■ **TASK GOAL**: Extract all lines from the data beneath that include the word "LABORATORY".

■ ■ ■

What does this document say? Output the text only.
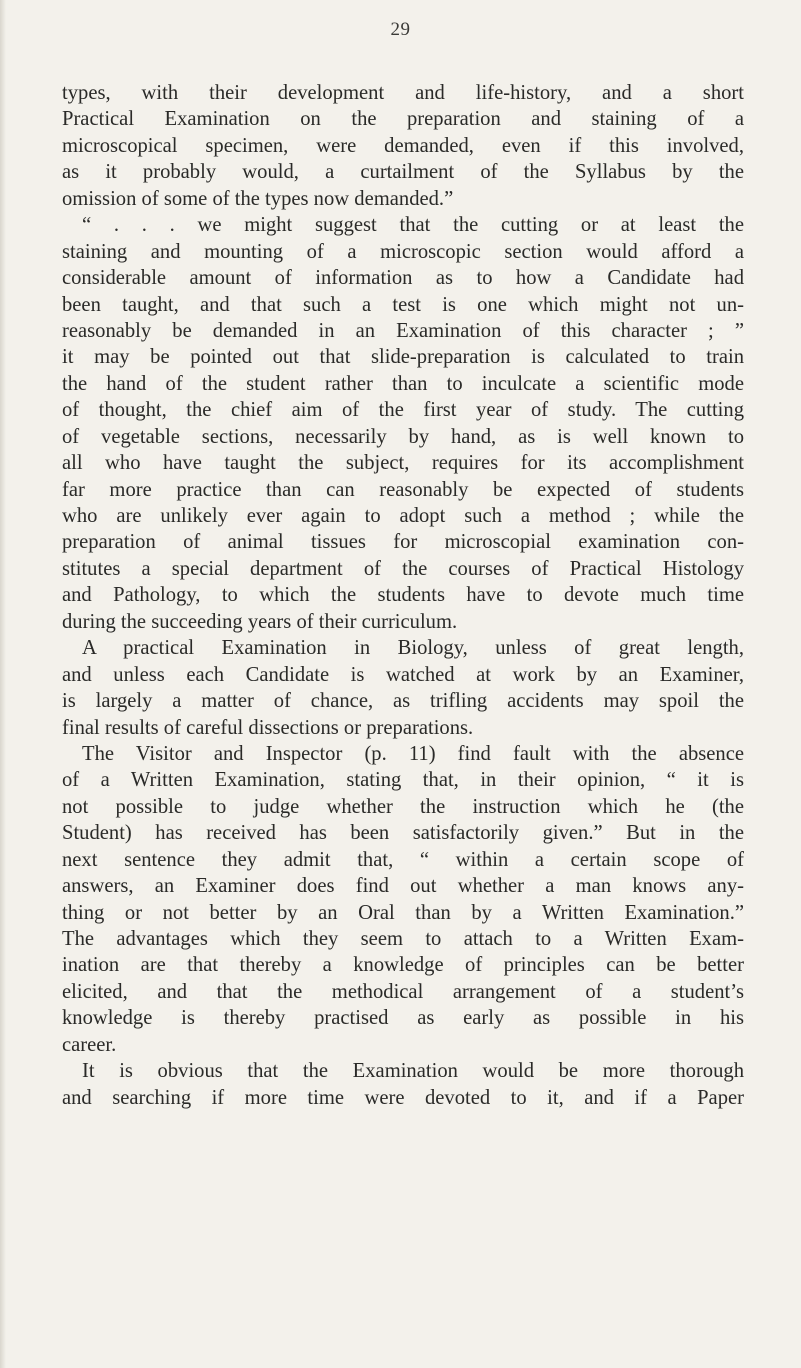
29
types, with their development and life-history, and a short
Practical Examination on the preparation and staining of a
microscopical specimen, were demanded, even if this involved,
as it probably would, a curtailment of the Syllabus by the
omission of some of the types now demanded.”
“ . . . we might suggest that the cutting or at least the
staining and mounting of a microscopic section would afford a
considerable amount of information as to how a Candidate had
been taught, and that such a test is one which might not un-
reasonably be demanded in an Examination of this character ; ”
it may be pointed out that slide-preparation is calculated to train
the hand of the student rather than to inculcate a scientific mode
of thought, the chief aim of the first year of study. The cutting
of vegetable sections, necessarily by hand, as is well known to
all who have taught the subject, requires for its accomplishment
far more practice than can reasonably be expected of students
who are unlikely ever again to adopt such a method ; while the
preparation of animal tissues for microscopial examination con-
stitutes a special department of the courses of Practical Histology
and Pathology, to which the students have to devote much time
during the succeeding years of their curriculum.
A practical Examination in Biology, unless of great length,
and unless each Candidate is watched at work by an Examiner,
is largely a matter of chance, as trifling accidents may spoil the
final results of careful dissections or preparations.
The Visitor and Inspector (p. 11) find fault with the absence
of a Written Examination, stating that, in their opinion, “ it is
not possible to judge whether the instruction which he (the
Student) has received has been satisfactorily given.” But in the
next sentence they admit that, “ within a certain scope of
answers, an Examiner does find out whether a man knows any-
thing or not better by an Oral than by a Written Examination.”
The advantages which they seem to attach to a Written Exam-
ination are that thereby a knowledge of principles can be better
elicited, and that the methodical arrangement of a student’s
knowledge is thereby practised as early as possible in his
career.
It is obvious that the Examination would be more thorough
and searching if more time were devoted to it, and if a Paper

■ ■ ■

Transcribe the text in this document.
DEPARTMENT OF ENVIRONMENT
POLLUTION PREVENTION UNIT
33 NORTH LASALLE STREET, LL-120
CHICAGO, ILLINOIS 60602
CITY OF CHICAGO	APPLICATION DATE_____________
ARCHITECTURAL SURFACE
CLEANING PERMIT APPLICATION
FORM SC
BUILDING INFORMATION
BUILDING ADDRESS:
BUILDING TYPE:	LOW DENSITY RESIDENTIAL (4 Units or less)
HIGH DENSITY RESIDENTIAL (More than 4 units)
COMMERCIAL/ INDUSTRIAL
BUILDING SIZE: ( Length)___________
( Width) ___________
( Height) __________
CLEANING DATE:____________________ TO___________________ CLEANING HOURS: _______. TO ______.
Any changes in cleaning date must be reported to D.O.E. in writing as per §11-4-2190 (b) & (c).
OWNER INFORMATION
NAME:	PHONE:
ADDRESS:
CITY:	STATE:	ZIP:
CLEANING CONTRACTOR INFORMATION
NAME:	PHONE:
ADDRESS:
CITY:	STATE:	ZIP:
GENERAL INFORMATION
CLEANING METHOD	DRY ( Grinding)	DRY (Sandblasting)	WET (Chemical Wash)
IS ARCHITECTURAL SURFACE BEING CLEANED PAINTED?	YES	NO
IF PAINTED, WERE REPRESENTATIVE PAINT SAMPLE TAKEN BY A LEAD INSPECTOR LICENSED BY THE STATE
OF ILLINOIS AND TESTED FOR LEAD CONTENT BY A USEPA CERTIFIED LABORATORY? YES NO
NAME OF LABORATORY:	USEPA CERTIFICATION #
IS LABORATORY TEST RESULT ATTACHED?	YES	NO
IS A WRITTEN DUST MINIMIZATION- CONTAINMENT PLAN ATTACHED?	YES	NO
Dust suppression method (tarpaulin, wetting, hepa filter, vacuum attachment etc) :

■ ■ ■

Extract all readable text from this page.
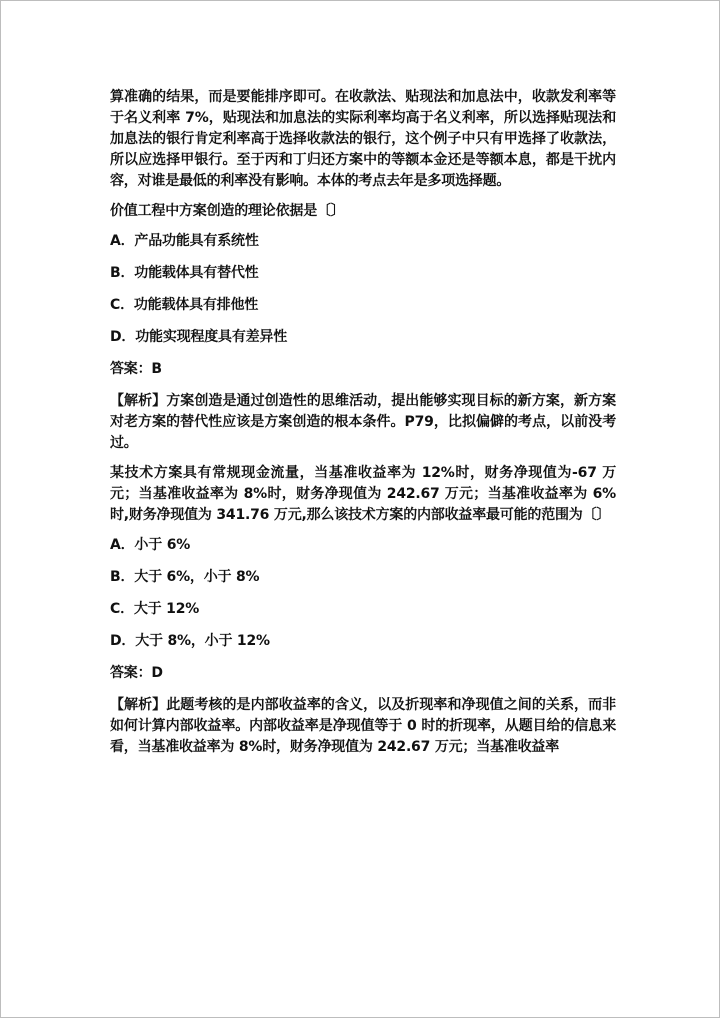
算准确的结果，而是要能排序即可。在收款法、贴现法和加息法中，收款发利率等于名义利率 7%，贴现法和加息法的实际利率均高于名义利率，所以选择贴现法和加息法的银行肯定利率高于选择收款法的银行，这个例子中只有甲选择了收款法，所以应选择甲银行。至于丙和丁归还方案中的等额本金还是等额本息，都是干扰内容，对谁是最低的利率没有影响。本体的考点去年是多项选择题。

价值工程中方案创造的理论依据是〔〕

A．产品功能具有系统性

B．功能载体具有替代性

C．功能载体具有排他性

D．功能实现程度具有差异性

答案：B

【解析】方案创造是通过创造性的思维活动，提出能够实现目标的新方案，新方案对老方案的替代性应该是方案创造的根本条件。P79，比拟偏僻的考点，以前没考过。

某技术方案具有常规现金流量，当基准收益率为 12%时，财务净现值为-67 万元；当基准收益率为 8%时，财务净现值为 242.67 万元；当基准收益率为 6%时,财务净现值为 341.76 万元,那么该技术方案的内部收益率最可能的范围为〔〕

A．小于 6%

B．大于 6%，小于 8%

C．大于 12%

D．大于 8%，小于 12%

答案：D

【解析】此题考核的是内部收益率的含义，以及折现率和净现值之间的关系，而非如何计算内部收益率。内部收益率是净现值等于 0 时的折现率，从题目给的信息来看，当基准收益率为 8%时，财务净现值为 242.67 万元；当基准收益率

■ ■ ■

■ **COMPLETED TASK**:
OF ILLINOIS AND TESTED FOR LEAD CONTENT BY A USEPA CERTIFIED LABORATORY? YES NO
NAME OF LABORATORY:	USEPA CERTIFICATION #
IS LABORATORY TEST RESULT ATTACHED?	YES	NO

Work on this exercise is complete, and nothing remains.